**Instructions for the task:** Track down every line below that holds "тока" and copy it.

**Raw records:**
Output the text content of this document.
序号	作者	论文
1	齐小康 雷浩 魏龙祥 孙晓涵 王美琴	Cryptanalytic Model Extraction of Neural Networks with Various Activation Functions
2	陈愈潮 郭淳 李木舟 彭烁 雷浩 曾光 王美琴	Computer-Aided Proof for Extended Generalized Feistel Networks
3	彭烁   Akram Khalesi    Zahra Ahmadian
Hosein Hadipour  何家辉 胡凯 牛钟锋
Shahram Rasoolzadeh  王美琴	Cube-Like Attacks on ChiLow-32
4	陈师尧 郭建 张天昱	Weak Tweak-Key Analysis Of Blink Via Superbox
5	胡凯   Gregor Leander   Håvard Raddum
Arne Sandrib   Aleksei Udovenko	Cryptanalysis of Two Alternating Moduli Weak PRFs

* * *

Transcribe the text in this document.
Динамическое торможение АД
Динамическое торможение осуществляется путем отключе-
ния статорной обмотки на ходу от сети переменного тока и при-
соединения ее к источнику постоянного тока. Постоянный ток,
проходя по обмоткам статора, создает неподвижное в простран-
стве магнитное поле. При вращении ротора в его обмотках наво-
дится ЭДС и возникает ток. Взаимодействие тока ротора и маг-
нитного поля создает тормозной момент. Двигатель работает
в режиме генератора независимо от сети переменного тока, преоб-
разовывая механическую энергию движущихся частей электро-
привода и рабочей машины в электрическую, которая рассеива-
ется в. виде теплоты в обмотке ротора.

**Written response:**
ния статорной обмотки на ходу от сети переменного тока и при-
соединения ее к источнику постоянного тока. Постоянный ток,
дится ЭДС и возникает ток. Взаимодействие тока ротора и маг-
в режиме генератора независимо от сети переменного тока, преоб-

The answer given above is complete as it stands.